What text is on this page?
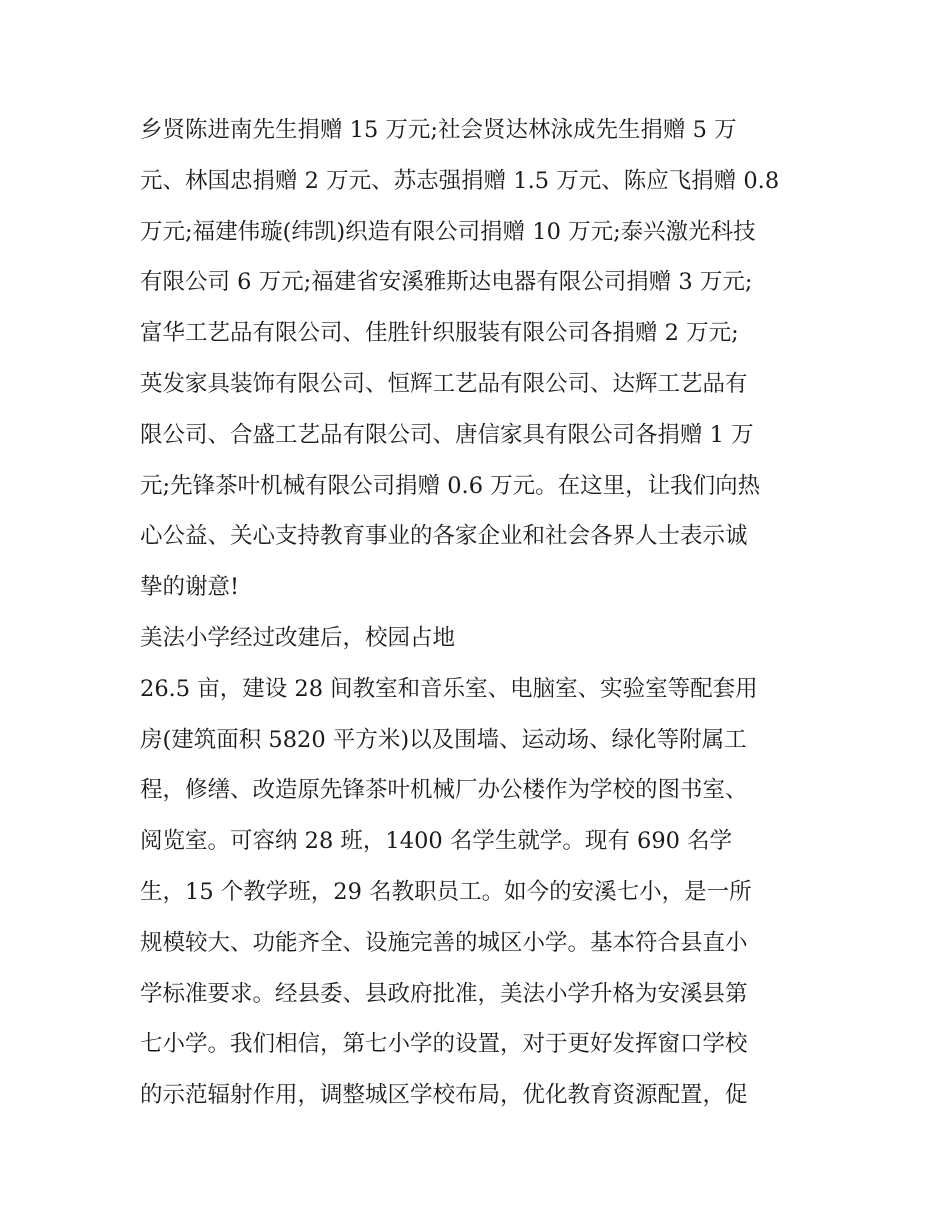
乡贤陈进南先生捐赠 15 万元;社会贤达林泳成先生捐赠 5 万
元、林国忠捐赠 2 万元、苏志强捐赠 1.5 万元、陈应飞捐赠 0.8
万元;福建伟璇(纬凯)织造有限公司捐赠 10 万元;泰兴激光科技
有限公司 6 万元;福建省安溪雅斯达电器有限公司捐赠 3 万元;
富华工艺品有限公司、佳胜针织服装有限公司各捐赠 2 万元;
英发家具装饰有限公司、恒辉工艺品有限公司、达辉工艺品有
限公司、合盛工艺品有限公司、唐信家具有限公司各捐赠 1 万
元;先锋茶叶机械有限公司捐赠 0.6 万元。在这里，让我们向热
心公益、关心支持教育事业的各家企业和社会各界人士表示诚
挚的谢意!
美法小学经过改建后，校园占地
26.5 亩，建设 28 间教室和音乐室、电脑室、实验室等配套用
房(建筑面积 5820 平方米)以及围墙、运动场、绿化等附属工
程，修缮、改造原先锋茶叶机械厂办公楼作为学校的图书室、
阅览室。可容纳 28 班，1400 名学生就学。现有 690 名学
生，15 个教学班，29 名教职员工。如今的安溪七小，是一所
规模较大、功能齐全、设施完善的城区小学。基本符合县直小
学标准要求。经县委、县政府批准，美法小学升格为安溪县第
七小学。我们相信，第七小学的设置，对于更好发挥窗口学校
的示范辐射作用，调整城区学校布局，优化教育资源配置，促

> **THE TASK**
Without the pictures, restate all of the entries above verbatim.

> **RESPONSE FOR THIS EXERCISE**
What text is on this page?
乡贤陈进南先生捐赠 15 万元;社会贤达林泳成先生捐赠 5 万
元、林国忠捐赠 2 万元、苏志强捐赠 1.5 万元、陈应飞捐赠 0.8
万元;福建伟璇(纬凯)织造有限公司捐赠 10 万元;泰兴激光科技
有限公司 6 万元;福建省安溪雅斯达电器有限公司捐赠 3 万元;
富华工艺品有限公司、佳胜针织服装有限公司各捐赠 2 万元;
英发家具装饰有限公司、恒辉工艺品有限公司、达辉工艺品有
限公司、合盛工艺品有限公司、唐信家具有限公司各捐赠 1 万
元;先锋茶叶机械有限公司捐赠 0.6 万元。在这里，让我们向热
心公益、关心支持教育事业的各家企业和社会各界人士表示诚
挚的谢意!
美法小学经过改建后，校园占地
26.5 亩，建设 28 间教室和音乐室、电脑室、实验室等配套用
房(建筑面积 5820 平方米)以及围墙、运动场、绿化等附属工
程，修缮、改造原先锋茶叶机械厂办公楼作为学校的图书室、
阅览室。可容纳 28 班，1400 名学生就学。现有 690 名学
生，15 个教学班，29 名教职员工。如今的安溪七小，是一所
规模较大、功能齐全、设施完善的城区小学。基本符合县直小
学标准要求。经县委、县政府批准，美法小学升格为安溪县第
七小学。我们相信，第七小学的设置，对于更好发挥窗口学校
的示范辐射作用，调整城区学校布局，优化教育资源配置，促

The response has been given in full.